**What to work on**
Search the records for the word "janv" and pick out every line that has it.

◇ ◇ ◇ ◇ ◇

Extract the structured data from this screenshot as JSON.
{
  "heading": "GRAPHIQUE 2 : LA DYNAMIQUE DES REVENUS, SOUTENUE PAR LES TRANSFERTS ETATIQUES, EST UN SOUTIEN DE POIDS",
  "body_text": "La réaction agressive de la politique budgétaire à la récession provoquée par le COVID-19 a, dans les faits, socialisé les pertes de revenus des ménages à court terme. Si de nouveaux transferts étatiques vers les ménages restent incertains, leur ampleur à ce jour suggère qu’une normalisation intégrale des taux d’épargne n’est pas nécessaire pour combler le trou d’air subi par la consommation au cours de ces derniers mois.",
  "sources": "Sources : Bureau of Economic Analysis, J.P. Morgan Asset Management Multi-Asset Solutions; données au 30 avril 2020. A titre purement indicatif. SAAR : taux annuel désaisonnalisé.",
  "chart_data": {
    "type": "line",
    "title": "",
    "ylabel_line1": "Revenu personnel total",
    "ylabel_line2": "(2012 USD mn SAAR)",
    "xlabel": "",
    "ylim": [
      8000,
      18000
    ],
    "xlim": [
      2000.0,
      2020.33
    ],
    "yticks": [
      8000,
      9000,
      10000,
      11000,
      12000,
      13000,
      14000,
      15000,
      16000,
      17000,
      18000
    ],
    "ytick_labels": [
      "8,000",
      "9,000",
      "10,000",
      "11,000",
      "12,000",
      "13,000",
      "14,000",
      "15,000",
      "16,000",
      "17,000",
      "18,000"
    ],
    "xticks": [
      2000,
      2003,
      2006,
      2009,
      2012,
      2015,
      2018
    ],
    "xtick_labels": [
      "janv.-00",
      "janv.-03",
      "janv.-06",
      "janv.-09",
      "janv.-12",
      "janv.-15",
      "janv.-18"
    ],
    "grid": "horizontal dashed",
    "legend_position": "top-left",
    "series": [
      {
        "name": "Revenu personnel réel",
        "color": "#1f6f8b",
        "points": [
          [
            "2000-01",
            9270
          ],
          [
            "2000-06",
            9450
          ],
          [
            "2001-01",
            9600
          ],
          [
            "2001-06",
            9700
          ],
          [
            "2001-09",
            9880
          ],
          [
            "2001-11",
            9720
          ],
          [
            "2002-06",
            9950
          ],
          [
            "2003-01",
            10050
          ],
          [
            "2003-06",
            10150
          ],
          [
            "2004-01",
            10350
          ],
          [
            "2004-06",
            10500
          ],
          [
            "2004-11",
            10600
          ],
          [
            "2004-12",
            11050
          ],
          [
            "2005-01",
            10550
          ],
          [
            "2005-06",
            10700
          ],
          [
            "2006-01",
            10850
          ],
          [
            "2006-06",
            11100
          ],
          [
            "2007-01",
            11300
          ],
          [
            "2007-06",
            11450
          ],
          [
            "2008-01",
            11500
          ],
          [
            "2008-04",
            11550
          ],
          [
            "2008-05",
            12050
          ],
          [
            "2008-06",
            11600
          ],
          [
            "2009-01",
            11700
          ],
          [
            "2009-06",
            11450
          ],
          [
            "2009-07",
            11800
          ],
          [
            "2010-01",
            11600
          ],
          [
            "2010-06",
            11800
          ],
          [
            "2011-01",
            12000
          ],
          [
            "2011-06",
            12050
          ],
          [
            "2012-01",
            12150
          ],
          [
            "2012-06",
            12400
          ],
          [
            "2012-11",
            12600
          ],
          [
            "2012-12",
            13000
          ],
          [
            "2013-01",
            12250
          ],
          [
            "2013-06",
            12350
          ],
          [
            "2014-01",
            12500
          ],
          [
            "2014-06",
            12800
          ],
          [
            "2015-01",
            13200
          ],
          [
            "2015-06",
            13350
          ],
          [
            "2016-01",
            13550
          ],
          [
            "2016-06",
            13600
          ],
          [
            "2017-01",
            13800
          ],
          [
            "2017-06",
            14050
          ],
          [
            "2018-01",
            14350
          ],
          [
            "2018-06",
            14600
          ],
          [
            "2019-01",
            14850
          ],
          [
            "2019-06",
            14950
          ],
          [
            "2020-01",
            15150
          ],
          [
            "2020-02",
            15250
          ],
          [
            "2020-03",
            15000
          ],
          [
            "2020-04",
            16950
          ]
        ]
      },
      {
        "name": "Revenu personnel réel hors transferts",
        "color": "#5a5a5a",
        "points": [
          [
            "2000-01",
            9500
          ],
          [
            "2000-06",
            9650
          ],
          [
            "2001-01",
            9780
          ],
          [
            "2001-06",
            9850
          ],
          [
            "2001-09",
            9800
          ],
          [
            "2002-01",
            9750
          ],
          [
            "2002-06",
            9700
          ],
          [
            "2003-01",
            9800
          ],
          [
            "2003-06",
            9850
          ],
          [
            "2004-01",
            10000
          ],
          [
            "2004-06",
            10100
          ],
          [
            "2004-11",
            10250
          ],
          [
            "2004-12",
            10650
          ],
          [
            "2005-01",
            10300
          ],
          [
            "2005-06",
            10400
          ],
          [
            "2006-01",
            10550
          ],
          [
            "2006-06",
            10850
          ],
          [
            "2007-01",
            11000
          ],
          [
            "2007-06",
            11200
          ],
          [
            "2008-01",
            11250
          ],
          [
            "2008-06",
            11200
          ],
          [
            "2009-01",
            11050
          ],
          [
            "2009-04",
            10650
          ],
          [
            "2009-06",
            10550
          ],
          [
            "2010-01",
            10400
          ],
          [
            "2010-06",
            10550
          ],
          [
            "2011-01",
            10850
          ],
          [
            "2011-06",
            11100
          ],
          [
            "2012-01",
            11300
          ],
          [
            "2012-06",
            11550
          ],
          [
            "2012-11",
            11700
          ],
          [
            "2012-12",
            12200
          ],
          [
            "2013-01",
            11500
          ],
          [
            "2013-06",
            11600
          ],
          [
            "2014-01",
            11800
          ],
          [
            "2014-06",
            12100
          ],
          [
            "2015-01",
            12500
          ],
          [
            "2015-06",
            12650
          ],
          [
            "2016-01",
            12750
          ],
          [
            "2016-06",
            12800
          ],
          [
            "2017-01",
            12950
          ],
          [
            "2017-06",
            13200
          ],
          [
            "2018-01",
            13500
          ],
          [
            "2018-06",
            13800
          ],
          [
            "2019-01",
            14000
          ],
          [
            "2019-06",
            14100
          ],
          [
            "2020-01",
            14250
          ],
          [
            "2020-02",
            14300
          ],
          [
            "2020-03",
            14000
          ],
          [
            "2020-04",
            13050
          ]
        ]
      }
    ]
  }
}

◇ ◇ ◇ ◇ ◇

**Solution to this problem**
      "janv.-00",
      "janv.-03",
      "janv.-06",
      "janv.-09",
      "janv.-12",
      "janv.-15",
      "janv.-18"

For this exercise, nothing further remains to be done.